### RECORDS
• • • • •
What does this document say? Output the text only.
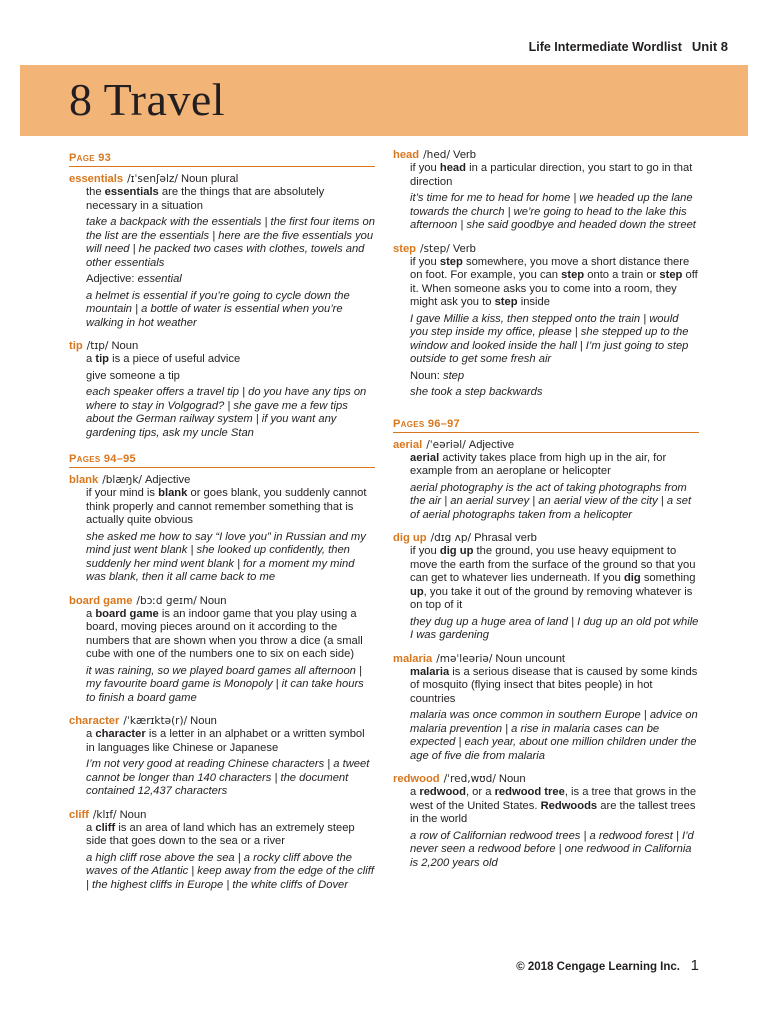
Life Intermediate Wordlist Unit 8
8 Travel
Page 93
essentials /ɪˈsenʃəlz/ Noun plural
the essentials are the things that are absolutely necessary in a situation
take a backpack with the essentials | the first four items on the list are the essentials | here are the five essentials you will need | he packed two cases with clothes, towels and other essentials
Adjective: essential
a helmet is essential if you’re going to cycle down the mountain | a bottle of water is essential when you’re walking in hot weather
tip /tɪp/ Noun
a tip is a piece of useful advice
give someone a tip
each speaker offers a travel tip | do you have any tips on where to stay in Volgograd? | she gave me a few tips about the German railway system | if you want any gardening tips, ask my uncle Stan
Pages 94–95
blank /blæŋk/ Adjective
if your mind is blank or goes blank, you suddenly cannot think properly and cannot remember something that is actually quite obvious
she asked me how to say “I love you” in Russian and my mind just went blank | she looked up confidently, then suddenly her mind went blank | for a moment my mind was blank, then it all came back to me
board game /bɔːd geɪm/ Noun
a board game is an indoor game that you play using a board, moving pieces around on it according to the numbers that are shown when you throw a dice (a small cube with one of the numbers one to six on each side)
it was raining, so we played board games all afternoon | my favourite board game is Monopoly | it can take hours to finish a board game
character /ˈkærɪktə(r)/ Noun
a character is a letter in an alphabet or a written symbol in languages like Chinese or Japanese
I’m not very good at reading Chinese characters | a tweet cannot be longer than 140 characters | the document contained 12,437 characters
cliff /klɪf/ Noun
a cliff is an area of land which has an extremely steep side that goes down to the sea or a river
a high cliff rose above the sea | a rocky cliff above the waves of the Atlantic | keep away from the edge of the cliff | the highest cliffs in Europe | the white cliffs of Dover
head /hed/ Verb
if you head in a particular direction, you start to go in that direction
it’s time for me to head for home | we headed up the lane towards the church | we’re going to head to the lake this afternoon | she said goodbye and headed down the street
step /step/ Verb
if you step somewhere, you move a short distance there on foot. For example, you can step onto a train or step off it. When someone asks you to come into a room, they might ask you to step inside
I gave Millie a kiss, then stepped onto the train | would you step inside my office, please | she stepped up to the window and looked inside the hall | I’m just going to step outside to get some fresh air
Noun: step
she took a step backwards
Pages 96–97
aerial /ˈeəriəl/ Adjective
aerial activity takes place from high up in the air, for example from an aeroplane or helicopter
aerial photography is the act of taking photographs from the air | an aerial survey | an aerial view of the city | a set of aerial photographs taken from a helicopter
dig up /dɪg ʌp/ Phrasal verb
if you dig up the ground, you use heavy equipment to move the earth from the surface of the ground so that you can get to whatever lies underneath. If you dig something up, you take it out of the ground by removing whatever is on top of it
they dug up a huge area of land | I dug up an old pot while I was gardening
malaria /məˈleəriə/ Noun uncount
malaria is a serious disease that is caused by some kinds of mosquito (flying insect that bites people) in hot countries
malaria was once common in southern Europe | advice on malaria prevention | a rise in malaria cases can be expected | each year, about one million children under the age of five die from malaria
redwood /ˈred,wʊd/ Noun
a redwood, or a redwood tree, is a tree that grows in the west of the United States. Redwoods are the tallest trees in the world
a row of Californian redwood trees | a redwood forest | I’d never seen a redwood before | one redwood in California is 2,200 years old
© 2018 Cengage Learning Inc. 1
• • • • •
### STATED PROBLEM
Each line that holds the string "cliff" counts once; give the total and nothing else.

### SOLUTION BELOW
3